= RECORDS PROVIDED =
%%

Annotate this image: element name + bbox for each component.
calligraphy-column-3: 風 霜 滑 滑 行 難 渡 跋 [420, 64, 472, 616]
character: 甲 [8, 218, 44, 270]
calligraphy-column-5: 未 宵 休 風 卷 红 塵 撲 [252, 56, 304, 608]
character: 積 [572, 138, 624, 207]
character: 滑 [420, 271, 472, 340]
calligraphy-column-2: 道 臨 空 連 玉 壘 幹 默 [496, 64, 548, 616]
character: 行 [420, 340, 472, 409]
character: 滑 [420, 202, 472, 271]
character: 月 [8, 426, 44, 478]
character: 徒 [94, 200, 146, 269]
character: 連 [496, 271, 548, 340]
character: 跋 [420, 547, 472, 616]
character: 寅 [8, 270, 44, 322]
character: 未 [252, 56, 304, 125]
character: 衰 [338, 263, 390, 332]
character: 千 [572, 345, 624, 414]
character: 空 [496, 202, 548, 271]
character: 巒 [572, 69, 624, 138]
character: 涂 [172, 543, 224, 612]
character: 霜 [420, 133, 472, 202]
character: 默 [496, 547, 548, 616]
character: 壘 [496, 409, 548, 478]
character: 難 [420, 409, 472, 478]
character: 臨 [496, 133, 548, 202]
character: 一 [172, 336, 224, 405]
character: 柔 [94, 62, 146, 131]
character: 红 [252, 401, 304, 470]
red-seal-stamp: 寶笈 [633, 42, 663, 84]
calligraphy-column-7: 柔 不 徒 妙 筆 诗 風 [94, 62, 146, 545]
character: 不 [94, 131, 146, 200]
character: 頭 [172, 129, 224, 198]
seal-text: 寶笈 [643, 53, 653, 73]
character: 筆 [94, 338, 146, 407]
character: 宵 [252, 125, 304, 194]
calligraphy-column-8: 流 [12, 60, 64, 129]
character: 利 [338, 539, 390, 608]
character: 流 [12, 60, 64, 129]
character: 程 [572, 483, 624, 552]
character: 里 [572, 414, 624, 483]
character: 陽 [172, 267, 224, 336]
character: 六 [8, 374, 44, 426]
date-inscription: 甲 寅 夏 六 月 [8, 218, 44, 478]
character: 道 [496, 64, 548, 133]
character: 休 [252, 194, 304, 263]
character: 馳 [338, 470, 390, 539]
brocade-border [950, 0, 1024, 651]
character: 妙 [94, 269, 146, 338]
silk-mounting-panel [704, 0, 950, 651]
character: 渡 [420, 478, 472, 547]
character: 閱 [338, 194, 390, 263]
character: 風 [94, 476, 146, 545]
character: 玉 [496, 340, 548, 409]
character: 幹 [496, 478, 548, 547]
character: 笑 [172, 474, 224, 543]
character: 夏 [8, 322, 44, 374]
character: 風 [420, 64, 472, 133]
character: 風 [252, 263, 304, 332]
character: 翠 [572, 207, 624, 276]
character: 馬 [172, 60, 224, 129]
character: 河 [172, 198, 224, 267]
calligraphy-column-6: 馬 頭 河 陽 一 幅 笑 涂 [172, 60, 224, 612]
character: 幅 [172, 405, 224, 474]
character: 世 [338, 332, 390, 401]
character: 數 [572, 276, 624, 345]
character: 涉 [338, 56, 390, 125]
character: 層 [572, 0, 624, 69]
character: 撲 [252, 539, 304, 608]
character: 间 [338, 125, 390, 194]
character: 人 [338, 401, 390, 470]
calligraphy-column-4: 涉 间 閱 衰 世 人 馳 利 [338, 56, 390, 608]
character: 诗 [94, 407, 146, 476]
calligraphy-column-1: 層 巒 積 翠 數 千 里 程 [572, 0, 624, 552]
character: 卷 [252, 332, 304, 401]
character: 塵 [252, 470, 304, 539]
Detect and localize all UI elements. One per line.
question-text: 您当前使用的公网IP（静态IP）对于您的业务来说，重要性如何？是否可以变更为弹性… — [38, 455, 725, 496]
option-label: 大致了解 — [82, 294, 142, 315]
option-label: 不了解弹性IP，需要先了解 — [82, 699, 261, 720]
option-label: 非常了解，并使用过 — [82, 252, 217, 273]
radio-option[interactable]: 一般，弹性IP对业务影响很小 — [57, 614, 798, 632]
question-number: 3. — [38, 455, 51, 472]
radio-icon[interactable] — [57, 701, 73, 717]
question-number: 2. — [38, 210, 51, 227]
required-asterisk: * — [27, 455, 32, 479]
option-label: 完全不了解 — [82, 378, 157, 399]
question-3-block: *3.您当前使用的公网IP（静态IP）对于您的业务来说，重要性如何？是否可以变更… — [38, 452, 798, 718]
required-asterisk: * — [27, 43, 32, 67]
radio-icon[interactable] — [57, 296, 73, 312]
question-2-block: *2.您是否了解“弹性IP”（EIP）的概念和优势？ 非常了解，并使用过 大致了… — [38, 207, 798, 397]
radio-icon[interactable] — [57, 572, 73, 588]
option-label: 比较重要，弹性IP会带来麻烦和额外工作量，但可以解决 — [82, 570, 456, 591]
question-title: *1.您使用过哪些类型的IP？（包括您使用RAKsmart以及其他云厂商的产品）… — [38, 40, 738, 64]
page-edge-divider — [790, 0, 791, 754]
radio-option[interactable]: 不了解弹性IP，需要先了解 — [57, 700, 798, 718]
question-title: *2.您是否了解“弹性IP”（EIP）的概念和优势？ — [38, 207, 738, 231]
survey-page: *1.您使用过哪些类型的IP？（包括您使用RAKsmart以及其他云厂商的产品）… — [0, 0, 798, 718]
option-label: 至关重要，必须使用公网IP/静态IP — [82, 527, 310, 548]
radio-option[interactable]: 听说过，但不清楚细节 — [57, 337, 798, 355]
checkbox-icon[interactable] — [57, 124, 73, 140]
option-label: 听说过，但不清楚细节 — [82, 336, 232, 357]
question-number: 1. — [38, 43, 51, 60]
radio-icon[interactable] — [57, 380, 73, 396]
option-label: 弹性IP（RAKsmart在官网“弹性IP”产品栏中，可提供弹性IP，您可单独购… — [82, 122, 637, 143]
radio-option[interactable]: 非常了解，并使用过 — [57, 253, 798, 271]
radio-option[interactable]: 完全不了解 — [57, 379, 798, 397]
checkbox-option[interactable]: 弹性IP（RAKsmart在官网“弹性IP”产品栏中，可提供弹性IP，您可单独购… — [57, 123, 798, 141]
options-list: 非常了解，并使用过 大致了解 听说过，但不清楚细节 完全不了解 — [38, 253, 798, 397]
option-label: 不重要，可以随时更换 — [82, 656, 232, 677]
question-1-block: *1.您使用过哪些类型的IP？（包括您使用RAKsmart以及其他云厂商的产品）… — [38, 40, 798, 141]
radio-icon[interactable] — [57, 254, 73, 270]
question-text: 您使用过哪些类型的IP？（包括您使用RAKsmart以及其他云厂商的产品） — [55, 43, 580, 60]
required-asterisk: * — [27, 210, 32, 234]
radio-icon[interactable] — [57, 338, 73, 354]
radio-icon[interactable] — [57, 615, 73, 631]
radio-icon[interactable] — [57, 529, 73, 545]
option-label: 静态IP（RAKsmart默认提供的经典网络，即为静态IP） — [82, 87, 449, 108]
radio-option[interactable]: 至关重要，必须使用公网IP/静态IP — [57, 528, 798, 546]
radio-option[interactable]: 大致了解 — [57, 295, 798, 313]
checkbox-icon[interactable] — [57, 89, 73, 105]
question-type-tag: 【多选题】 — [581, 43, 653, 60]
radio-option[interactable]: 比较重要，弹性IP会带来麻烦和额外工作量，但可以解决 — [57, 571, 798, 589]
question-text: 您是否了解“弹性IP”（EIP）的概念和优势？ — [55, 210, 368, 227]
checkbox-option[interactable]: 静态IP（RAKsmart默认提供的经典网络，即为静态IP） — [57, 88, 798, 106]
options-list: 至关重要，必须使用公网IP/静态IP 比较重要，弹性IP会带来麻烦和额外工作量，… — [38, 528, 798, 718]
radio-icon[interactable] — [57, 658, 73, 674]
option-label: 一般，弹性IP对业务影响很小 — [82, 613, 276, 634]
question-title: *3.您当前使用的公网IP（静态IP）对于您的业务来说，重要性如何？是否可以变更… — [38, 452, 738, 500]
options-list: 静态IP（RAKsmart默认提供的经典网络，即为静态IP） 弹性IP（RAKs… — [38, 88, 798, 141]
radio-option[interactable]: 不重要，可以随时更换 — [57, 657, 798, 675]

%%

= SHORT TASK =
Starting at the first line of the material and stopping after the line that contains "character: 滑 [420, 271, 472, 340]", write those lines out as a numbered list, skipping any blank lines.

= ANSWER TO THIS EXERCISE =
1. Annotate this image: element name + bbox for each component.
2. calligraphy-column-3: 風 霜 滑 滑 行 難 渡 跋 [420, 64, 472, 616]
3. character: 甲 [8, 218, 44, 270]
4. calligraphy-column-5: 未 宵 休 風 卷 红 塵 撲 [252, 56, 304, 608]
5. character: 積 [572, 138, 624, 207]
6. character: 滑 [420, 271, 472, 340]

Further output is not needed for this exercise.